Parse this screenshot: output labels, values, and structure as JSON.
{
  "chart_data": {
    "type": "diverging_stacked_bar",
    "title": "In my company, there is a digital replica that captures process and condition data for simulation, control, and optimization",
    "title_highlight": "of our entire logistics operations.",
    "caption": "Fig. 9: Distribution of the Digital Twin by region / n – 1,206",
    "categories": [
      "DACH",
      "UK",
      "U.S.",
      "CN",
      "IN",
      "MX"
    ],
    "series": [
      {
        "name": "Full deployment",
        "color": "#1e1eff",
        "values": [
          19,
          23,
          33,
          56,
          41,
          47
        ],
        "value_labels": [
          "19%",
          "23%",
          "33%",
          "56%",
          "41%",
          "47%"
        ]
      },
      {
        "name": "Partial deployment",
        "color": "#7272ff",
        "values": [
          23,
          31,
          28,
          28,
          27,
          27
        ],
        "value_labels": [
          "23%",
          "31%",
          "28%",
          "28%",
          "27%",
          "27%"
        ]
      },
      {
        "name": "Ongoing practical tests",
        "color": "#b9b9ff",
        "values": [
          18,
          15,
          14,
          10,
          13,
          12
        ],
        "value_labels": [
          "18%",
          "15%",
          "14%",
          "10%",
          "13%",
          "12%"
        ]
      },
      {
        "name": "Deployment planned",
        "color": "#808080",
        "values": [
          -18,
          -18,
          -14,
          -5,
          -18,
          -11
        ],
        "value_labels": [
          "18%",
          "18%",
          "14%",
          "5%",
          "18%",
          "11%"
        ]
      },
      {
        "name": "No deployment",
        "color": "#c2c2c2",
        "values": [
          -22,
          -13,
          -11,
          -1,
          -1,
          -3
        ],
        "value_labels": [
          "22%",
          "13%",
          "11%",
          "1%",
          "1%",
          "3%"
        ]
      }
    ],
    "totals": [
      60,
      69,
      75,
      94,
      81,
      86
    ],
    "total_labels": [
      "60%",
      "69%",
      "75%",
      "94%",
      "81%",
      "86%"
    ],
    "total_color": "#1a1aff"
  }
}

-------------------------

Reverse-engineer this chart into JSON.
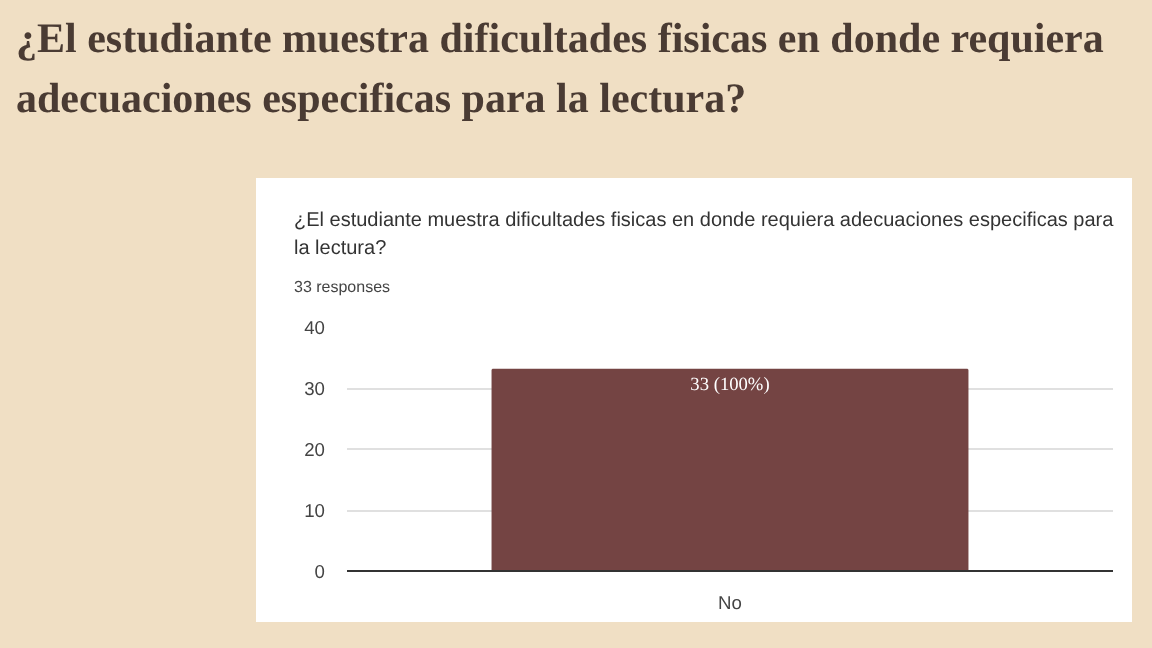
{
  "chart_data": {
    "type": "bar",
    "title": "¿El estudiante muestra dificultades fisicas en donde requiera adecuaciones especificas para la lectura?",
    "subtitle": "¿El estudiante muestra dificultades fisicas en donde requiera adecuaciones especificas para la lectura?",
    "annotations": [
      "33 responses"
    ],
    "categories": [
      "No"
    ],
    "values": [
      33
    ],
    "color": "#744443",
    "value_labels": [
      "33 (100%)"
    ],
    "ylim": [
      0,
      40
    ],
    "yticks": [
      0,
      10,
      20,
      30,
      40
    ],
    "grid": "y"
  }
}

-------------------------

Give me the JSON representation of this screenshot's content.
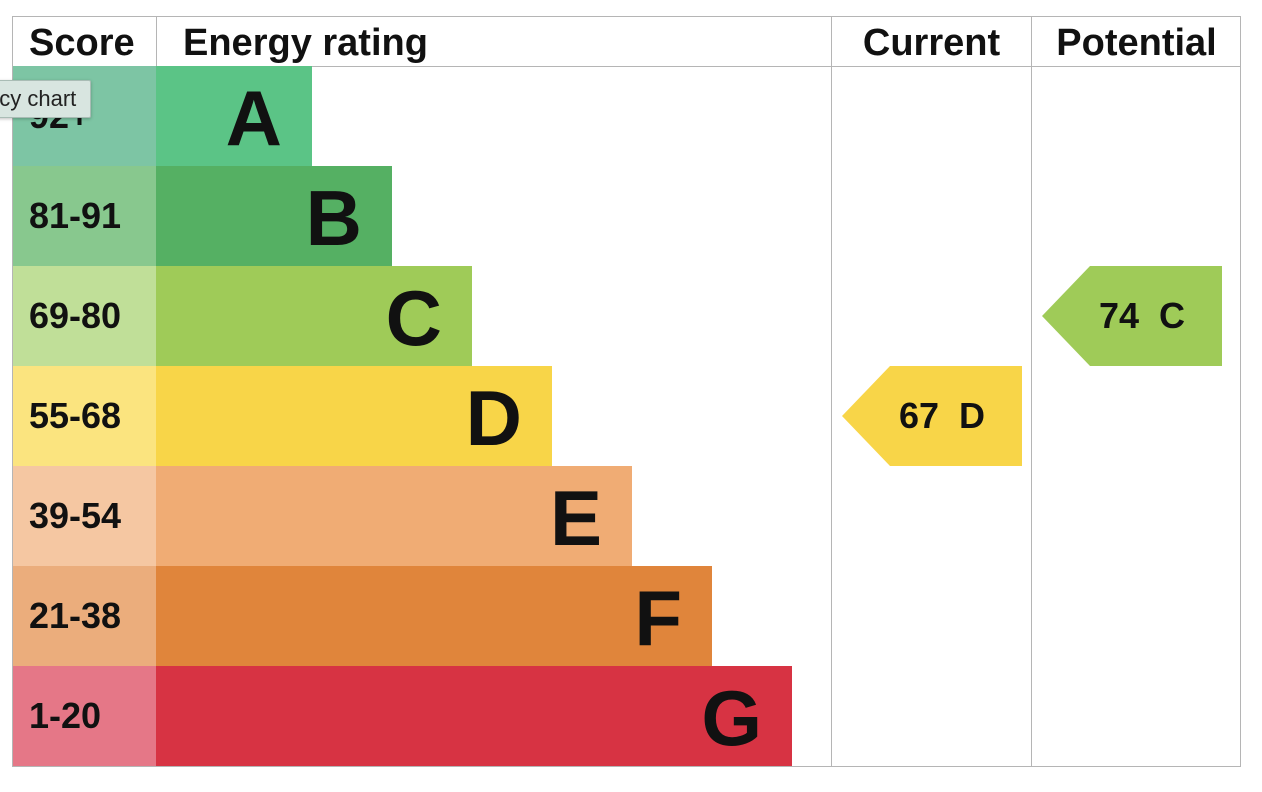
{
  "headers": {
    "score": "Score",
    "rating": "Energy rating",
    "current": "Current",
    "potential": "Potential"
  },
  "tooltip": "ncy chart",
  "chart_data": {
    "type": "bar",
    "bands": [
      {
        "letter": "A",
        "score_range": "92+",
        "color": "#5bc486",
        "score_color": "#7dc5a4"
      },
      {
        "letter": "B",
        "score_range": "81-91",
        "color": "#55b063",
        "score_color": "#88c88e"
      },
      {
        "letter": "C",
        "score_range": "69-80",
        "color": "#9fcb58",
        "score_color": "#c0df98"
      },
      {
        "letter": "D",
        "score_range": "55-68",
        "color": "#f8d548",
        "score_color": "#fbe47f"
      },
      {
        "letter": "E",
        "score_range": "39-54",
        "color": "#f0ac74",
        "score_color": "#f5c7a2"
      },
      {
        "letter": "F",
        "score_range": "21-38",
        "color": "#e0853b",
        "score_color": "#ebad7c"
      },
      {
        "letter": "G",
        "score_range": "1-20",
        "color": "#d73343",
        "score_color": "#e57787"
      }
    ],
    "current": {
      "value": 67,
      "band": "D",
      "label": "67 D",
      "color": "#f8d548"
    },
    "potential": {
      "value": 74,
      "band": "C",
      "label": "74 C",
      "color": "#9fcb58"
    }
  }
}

-------------------------

Look for lines containing the string "para" and copy them all.

**Solved exercise**
    "title": "¿El estudiante muestra dificultades fisicas en donde requiera adecuaciones especificas para la lectura?",
    "subtitle": "¿El estudiante muestra dificultades fisicas en donde requiera adecuaciones especificas para la lectura?",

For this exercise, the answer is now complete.